* Given request: From the listing that follows, output everything exactly except the pictures.

* Records shown:

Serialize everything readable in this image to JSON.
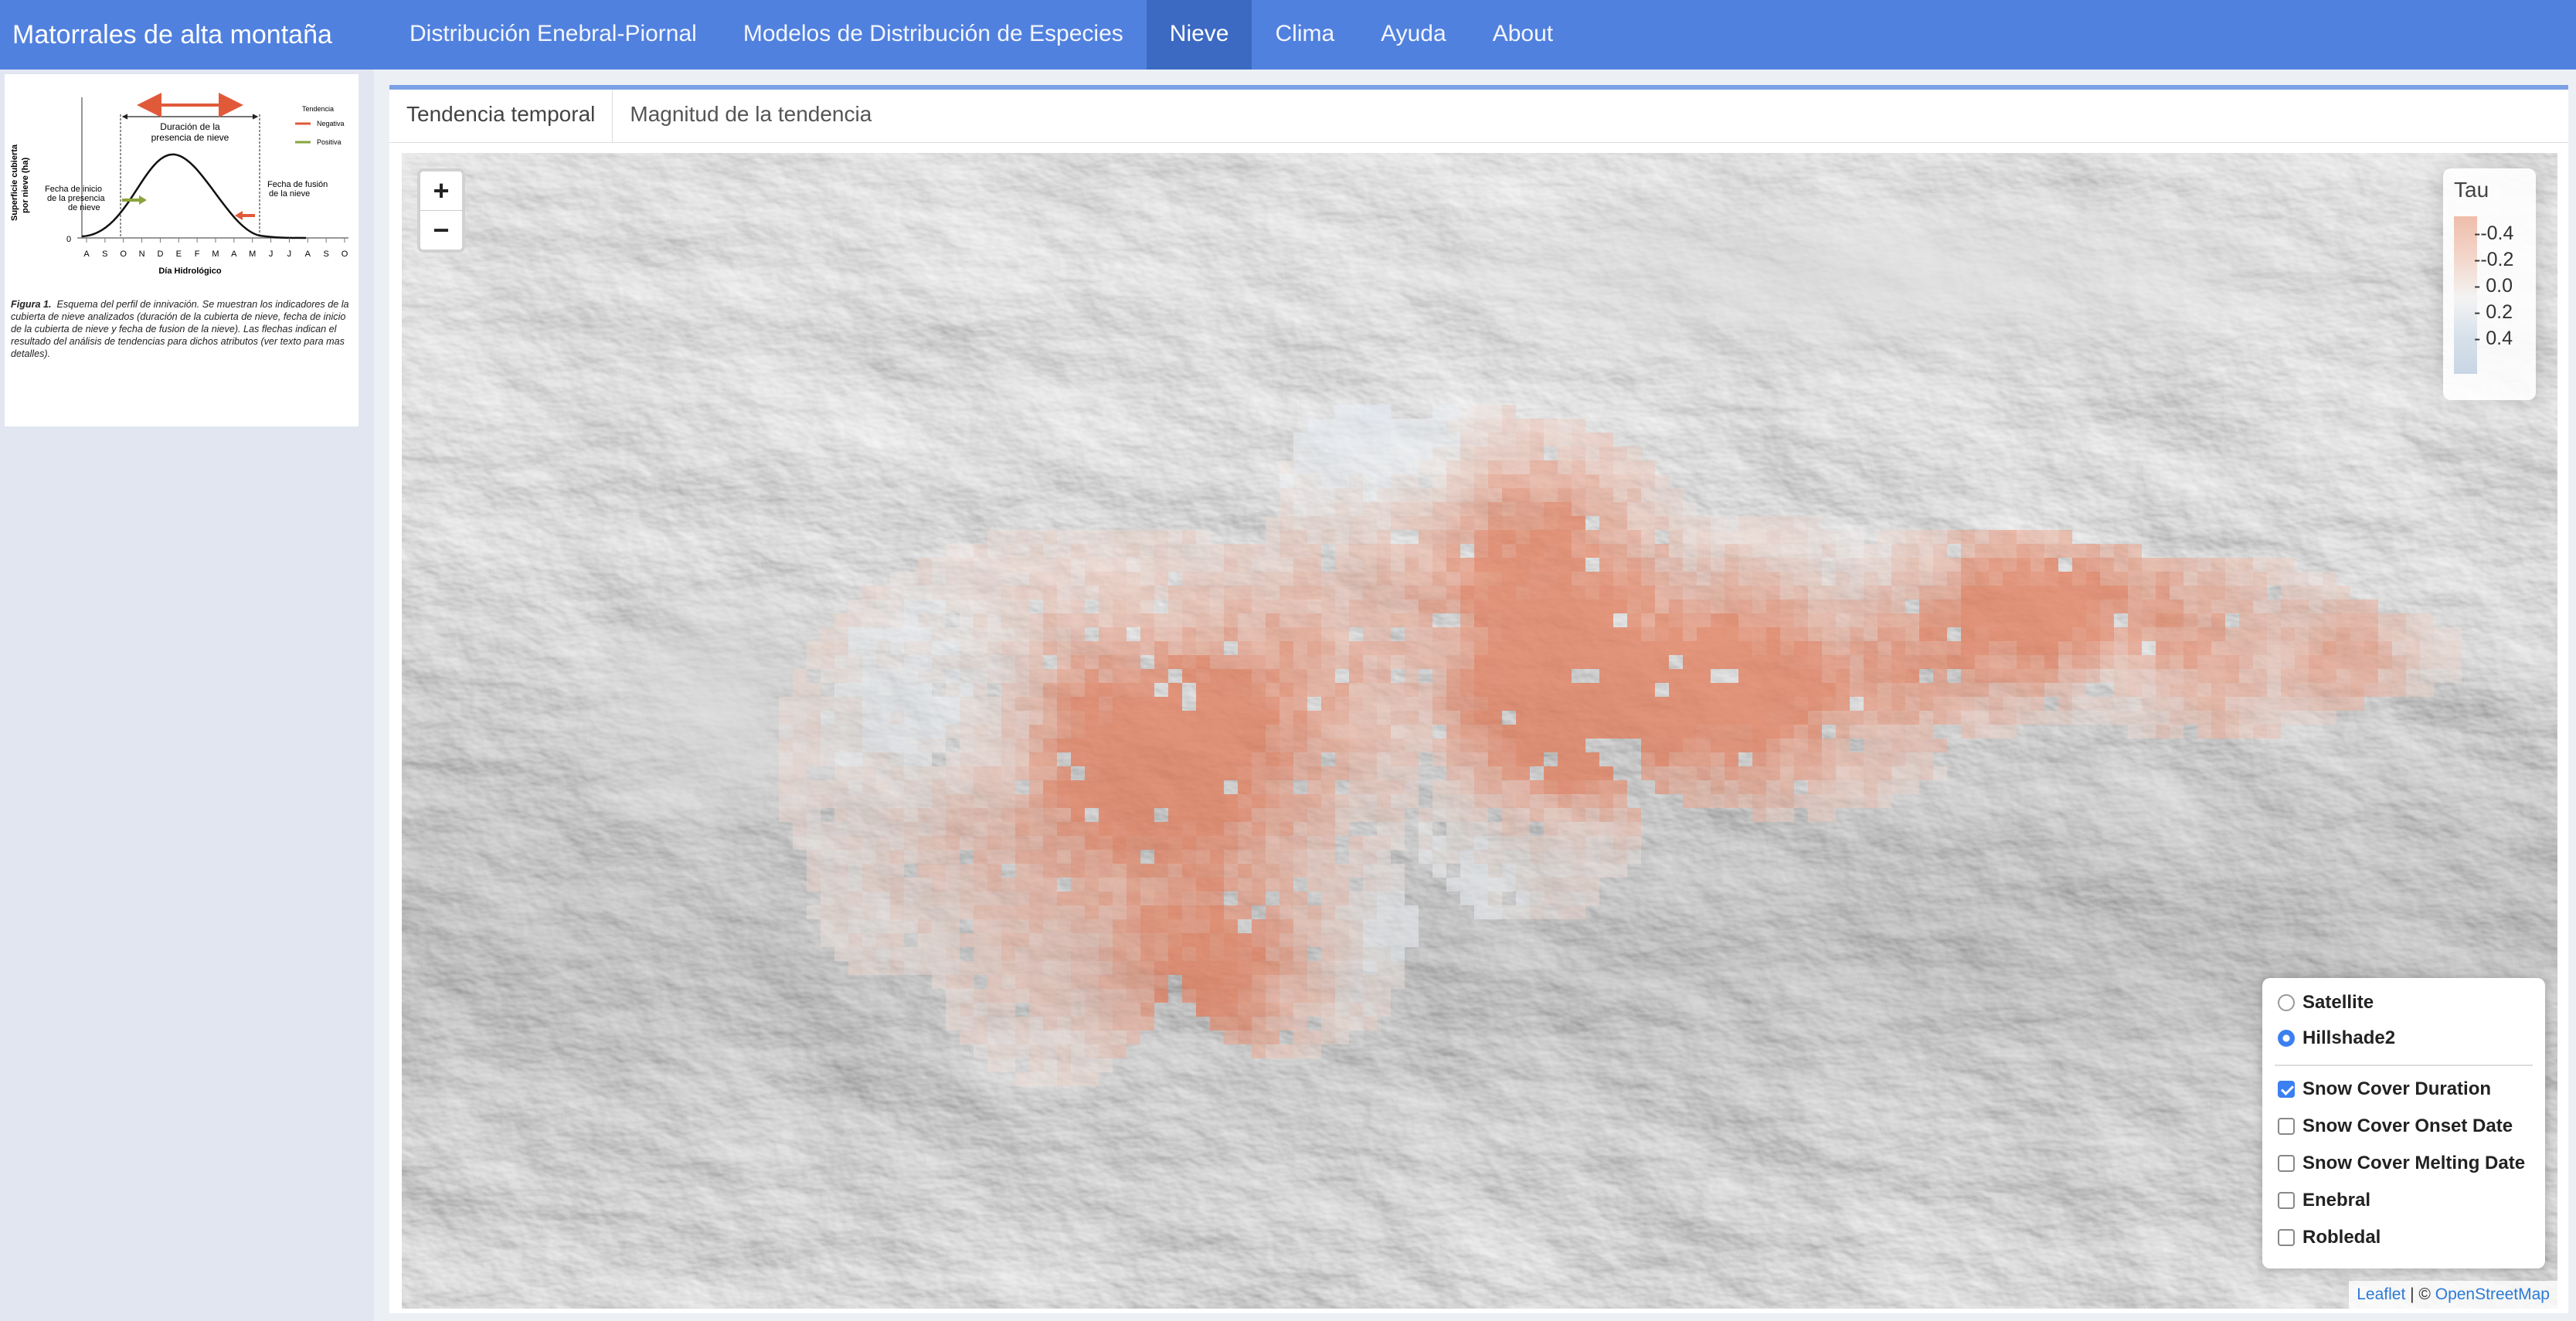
{
  "app": {
    "title": "Matorrales de alta montaña",
    "nav": [
      {
        "label": "Distribución Enebral-Piornal",
        "active": false
      },
      {
        "label": "Modelos de Distribución de Especies",
        "active": false
      },
      {
        "label": "Nieve",
        "active": true
      },
      {
        "label": "Clima",
        "active": false
      },
      {
        "label": "Ayuda",
        "active": false
      },
      {
        "label": "About",
        "active": false
      }
    ]
  },
  "sidebar": {
    "figure": {
      "ylabel_1": "Superficie cubierta",
      "ylabel_2": "por nieve (ha)",
      "y_zero": "0",
      "duration_1": "Duración de la",
      "duration_2": "presencia de nieve",
      "onset_1": "Fecha de inicio",
      "onset_2": "de la presencia",
      "onset_3": "de nieve",
      "melt_1": "Fecha de fusión",
      "melt_2": "de la nieve",
      "legend_title": "Tendencia",
      "legend_neg": "Negativa",
      "legend_pos": "Positiva",
      "months": [
        "A",
        "S",
        "O",
        "N",
        "D",
        "E",
        "F",
        "M",
        "A",
        "M",
        "J",
        "J",
        "A",
        "S",
        "O"
      ],
      "xlabel": "Día Hidrológico",
      "caption_label": "Figura 1.",
      "caption_text": "Esquema del perfil de innivación. Se muestran los indicadores de la cubierta de nieve analizados (duración de la cubierta de nieve, fecha de inicio de la cubierta de nieve y fecha de fusion de la nieve). Las flechas indican el resultado del análisis de tendencias para dichos atributos (ver texto para mas detalles)."
    }
  },
  "main": {
    "tabs": [
      {
        "label": "Tendencia temporal",
        "active": true
      },
      {
        "label": "Magnitud de la tendencia",
        "active": false
      }
    ],
    "map": {
      "zoom_in": "+",
      "zoom_out": "−",
      "legend": {
        "title": "Tau",
        "labels": [
          "-0.4",
          "-0.2",
          "0.0",
          "0.2",
          "0.4"
        ],
        "colors": [
          "#efbdaa",
          "#f3d8cd",
          "#f3f3f3",
          "#d6e0ea",
          "#c9d6e4"
        ]
      },
      "base_layers": [
        {
          "label": "Satellite",
          "selected": false
        },
        {
          "label": "Hillshade2",
          "selected": true
        }
      ],
      "overlays": [
        {
          "label": "Snow Cover Duration",
          "checked": true
        },
        {
          "label": "Snow Cover Onset Date",
          "checked": false
        },
        {
          "label": "Snow Cover Melting Date",
          "checked": false
        },
        {
          "label": "Enebral",
          "checked": false
        },
        {
          "label": "Robledal",
          "checked": false
        }
      ],
      "attribution": {
        "leaflet": "Leaflet",
        "separator": " | © ",
        "osm": "OpenStreetMap"
      }
    }
  },
  "colors": {
    "navbar": "#5181de",
    "navbar_active": "#3c69c2",
    "sidebar": "#e1e6f1",
    "tab_accent": "#7ba0e6",
    "negative_trend": "#e2795a",
    "positive_trend": "#c9d6e4"
  }
}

* Correct answer:
Serialize everything readable in this image to JSON.
{
  "app": {
    "title": "Matorrales de alta montaña",
    "nav": [
      {
        "label": "Distribución Enebral-Piornal",
        "active": false
      },
      {
        "label": "Modelos de Distribución de Especies",
        "active": false
      },
      {
        "label": "Nieve",
        "active": true
      },
      {
        "label": "Clima",
        "active": false
      },
      {
        "label": "Ayuda",
        "active": false
      },
      {
        "label": "About",
        "active": false
      }
    ]
  },
  "sidebar": {
    "figure": {
      "ylabel_1": "Superficie cubierta",
      "ylabel_2": "por nieve (ha)",
      "y_zero": "0",
      "duration_1": "Duración de la",
      "duration_2": "presencia de nieve",
      "onset_1": "Fecha de inicio",
      "onset_2": "de la presencia",
      "onset_3": "de nieve",
      "melt_1": "Fecha de fusión",
      "melt_2": "de la nieve",
      "legend_title": "Tendencia",
      "legend_neg": "Negativa",
      "legend_pos": "Positiva",
      "months": [
        "A",
        "S",
        "O",
        "N",
        "D",
        "E",
        "F",
        "M",
        "A",
        "M",
        "J",
        "J",
        "A",
        "S",
        "O"
      ],
      "xlabel": "Día Hidrológico",
      "caption_label": "Figura 1.",
      "caption_text": "Esquema del perfil de innivación. Se muestran los indicadores de la cubierta de nieve analizados (duración de la cubierta de nieve, fecha de inicio de la cubierta de nieve y fecha de fusion de la nieve). Las flechas indican el resultado del análisis de tendencias para dichos atributos (ver texto para mas detalles)."
    }
  },
  "main": {
    "tabs": [
      {
        "label": "Tendencia temporal",
        "active": true
      },
      {
        "label": "Magnitud de la tendencia",
        "active": false
      }
    ],
    "map": {
      "zoom_in": "+",
      "zoom_out": "−",
      "legend": {
        "title": "Tau",
        "labels": [
          "-0.4",
          "-0.2",
          "0.0",
          "0.2",
          "0.4"
        ],
        "colors": [
          "#efbdaa",
          "#f3d8cd",
          "#f3f3f3",
          "#d6e0ea",
          "#c9d6e4"
        ]
      },
      "base_layers": [
        {
          "label": "Satellite",
          "selected": false
        },
        {
          "label": "Hillshade2",
          "selected": true
        }
      ],
      "overlays": [
        {
          "label": "Snow Cover Duration",
          "checked": true
        },
        {
          "label": "Snow Cover Onset Date",
          "checked": false
        },
        {
          "label": "Snow Cover Melting Date",
          "checked": false
        },
        {
          "label": "Enebral",
          "checked": false
        },
        {
          "label": "Robledal",
          "checked": false
        }
      ],
      "attribution": {
        "leaflet": "Leaflet",
        "separator": " | © ",
        "osm": "OpenStreetMap"
      }
    }
  },
  "colors": {
    "navbar": "#5181de",
    "navbar_active": "#3c69c2",
    "sidebar": "#e1e6f1",
    "tab_accent": "#7ba0e6",
    "negative_trend": "#e2795a",
    "positive_trend": "#c9d6e4"
  }
}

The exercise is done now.